Written instruction> Go through the material below and copy each line where the word "right" appears.

[Entries with figure data]
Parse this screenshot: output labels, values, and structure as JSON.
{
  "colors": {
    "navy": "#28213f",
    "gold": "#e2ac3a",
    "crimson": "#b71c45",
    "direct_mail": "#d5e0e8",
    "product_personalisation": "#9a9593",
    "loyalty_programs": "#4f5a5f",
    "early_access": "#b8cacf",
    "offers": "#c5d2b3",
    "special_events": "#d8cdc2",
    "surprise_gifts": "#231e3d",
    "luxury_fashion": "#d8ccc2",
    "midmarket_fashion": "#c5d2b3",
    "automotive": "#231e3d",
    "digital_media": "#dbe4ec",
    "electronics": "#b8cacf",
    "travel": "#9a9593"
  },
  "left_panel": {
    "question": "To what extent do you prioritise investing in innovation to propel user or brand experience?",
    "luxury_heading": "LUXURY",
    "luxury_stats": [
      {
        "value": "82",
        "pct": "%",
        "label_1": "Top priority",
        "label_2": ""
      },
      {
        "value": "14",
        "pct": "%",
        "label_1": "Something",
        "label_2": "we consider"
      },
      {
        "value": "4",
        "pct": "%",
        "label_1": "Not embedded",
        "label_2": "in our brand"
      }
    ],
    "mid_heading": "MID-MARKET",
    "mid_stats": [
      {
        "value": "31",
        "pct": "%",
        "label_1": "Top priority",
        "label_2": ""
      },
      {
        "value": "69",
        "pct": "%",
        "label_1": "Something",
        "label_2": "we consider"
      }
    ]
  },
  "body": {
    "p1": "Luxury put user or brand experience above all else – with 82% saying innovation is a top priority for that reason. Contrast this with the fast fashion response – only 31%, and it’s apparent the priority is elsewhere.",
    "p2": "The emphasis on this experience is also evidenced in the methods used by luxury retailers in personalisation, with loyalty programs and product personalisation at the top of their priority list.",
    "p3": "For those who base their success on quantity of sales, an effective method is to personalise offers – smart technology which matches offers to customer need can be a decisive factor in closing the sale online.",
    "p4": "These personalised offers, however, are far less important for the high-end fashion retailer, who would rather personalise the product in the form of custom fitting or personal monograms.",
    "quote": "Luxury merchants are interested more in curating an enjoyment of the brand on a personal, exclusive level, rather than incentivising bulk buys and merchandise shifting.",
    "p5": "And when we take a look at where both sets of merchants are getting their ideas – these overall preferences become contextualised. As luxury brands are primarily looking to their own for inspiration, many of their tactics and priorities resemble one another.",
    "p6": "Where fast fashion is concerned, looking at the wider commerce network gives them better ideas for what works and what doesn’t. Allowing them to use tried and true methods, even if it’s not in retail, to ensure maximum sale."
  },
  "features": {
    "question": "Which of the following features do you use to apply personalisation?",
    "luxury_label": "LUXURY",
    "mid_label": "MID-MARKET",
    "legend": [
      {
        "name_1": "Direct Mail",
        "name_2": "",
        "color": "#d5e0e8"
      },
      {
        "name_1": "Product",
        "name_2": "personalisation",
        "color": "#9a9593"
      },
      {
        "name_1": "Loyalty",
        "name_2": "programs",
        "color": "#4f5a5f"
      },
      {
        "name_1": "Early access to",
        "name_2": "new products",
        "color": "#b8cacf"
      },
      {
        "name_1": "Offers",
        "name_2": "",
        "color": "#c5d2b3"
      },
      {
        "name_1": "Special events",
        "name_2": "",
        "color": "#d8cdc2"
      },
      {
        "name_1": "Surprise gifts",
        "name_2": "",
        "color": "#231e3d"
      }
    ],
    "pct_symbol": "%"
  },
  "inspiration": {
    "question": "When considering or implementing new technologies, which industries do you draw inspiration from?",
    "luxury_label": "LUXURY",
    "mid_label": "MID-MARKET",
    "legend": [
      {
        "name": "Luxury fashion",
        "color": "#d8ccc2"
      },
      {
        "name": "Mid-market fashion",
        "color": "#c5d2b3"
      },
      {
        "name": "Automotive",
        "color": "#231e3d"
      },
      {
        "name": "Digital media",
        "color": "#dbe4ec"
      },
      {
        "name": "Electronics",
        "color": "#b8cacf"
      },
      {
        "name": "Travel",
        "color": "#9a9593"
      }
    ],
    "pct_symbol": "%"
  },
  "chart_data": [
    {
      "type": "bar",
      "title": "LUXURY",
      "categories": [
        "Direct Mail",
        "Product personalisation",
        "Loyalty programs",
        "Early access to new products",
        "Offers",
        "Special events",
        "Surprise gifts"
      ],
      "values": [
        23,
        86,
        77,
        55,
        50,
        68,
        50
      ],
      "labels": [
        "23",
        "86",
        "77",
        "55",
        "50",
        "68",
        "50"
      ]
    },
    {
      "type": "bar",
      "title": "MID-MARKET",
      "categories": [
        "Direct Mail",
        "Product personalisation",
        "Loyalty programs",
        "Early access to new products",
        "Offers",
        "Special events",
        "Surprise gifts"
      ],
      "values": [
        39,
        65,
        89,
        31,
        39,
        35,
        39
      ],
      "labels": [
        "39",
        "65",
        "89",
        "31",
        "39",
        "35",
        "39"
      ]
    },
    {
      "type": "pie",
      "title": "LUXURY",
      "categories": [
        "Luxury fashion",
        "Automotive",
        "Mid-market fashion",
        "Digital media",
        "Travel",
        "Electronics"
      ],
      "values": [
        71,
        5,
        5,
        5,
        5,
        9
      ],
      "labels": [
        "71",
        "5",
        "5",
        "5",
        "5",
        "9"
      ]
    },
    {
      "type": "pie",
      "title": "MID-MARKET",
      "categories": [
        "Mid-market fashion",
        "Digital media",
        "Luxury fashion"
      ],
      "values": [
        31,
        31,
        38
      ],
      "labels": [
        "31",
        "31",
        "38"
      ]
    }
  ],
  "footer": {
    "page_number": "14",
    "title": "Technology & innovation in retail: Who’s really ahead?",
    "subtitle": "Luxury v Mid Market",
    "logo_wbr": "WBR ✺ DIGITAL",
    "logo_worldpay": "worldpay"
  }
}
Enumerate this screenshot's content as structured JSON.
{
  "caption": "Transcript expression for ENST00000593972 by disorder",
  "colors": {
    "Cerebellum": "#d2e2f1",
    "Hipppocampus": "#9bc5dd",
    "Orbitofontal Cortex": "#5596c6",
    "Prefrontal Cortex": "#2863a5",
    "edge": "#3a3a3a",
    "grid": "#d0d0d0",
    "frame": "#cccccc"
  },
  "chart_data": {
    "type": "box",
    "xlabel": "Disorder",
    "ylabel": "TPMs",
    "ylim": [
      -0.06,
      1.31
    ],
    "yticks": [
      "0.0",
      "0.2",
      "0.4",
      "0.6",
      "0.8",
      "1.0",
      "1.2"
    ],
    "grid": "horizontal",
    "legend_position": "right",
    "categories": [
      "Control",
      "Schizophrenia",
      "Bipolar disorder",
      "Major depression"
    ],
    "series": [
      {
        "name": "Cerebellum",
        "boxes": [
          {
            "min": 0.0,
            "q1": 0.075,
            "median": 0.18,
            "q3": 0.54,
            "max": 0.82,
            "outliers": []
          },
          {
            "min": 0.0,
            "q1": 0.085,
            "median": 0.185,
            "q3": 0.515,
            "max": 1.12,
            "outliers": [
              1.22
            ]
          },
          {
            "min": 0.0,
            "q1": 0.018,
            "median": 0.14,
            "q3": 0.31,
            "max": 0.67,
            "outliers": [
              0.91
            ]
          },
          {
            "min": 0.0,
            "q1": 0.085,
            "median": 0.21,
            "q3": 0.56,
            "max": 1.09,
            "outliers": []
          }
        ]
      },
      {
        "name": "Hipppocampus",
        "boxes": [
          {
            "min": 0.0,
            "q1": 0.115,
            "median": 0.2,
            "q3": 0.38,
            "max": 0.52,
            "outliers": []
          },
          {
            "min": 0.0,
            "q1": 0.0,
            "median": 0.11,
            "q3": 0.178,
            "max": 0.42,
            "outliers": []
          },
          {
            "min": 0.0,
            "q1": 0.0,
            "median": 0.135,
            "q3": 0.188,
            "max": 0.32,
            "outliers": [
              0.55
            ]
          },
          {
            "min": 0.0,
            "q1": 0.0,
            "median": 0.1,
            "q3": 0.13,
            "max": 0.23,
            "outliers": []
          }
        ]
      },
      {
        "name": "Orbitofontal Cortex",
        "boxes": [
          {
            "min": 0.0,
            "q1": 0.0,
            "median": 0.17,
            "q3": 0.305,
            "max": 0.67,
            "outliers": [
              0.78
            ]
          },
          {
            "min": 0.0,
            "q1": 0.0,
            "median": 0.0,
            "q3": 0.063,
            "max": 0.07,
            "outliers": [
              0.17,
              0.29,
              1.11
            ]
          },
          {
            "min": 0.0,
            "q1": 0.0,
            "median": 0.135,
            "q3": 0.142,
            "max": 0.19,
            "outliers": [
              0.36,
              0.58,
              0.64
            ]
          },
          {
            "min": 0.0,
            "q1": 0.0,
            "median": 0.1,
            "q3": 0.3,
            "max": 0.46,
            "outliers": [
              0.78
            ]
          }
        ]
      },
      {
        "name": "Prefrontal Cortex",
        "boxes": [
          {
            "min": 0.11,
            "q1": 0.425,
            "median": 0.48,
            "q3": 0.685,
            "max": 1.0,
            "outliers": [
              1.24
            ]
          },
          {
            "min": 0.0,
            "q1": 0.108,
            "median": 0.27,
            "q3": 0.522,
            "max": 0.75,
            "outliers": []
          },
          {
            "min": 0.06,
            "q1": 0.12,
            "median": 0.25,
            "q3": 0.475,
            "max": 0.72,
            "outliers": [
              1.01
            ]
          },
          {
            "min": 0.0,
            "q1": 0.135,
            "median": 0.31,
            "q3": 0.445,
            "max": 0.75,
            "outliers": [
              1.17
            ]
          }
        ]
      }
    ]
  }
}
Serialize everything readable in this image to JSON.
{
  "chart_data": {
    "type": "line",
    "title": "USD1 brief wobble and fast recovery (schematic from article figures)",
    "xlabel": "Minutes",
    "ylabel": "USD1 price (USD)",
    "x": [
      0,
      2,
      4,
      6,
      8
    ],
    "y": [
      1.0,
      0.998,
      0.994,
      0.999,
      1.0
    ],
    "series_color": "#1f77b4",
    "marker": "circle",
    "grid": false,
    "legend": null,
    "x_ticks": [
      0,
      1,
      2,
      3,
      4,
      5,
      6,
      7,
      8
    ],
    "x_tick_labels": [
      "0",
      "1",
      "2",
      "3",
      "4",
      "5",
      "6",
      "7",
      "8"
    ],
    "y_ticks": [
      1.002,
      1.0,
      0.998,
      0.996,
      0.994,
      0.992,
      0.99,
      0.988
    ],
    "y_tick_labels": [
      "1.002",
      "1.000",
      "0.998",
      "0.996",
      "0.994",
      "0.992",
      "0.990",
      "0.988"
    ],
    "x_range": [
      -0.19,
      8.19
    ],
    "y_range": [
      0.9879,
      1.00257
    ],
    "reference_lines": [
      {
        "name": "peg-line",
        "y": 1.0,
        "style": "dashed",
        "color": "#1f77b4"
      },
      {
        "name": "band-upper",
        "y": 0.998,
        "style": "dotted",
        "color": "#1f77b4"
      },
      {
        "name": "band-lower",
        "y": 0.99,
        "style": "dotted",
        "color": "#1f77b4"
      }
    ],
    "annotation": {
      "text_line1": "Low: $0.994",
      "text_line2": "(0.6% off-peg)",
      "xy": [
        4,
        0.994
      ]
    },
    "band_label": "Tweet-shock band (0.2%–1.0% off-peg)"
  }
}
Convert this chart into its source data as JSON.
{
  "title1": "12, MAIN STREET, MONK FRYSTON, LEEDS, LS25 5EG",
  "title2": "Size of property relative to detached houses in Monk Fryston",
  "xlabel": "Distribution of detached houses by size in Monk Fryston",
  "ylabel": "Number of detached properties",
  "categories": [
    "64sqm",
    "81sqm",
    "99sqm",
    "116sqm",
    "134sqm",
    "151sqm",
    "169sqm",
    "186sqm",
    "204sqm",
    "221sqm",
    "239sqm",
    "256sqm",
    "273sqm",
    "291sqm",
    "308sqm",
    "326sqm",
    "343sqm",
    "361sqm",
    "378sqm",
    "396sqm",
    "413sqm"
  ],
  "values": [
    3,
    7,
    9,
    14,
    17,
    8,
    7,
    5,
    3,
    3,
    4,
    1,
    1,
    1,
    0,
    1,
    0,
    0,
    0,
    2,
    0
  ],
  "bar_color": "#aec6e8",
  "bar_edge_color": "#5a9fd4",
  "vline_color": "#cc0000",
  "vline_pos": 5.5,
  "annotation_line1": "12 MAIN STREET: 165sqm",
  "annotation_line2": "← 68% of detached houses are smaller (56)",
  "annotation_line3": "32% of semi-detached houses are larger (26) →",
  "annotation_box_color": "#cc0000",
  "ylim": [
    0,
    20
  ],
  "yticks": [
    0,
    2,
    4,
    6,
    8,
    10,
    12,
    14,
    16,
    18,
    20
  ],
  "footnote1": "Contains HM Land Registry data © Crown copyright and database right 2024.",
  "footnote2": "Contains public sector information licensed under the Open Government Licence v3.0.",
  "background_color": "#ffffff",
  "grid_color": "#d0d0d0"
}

Result of this exercise>
    "legend_position": "right",
  "footnote1": "Contains HM Land Registry data © Crown copyright and database right 2024.",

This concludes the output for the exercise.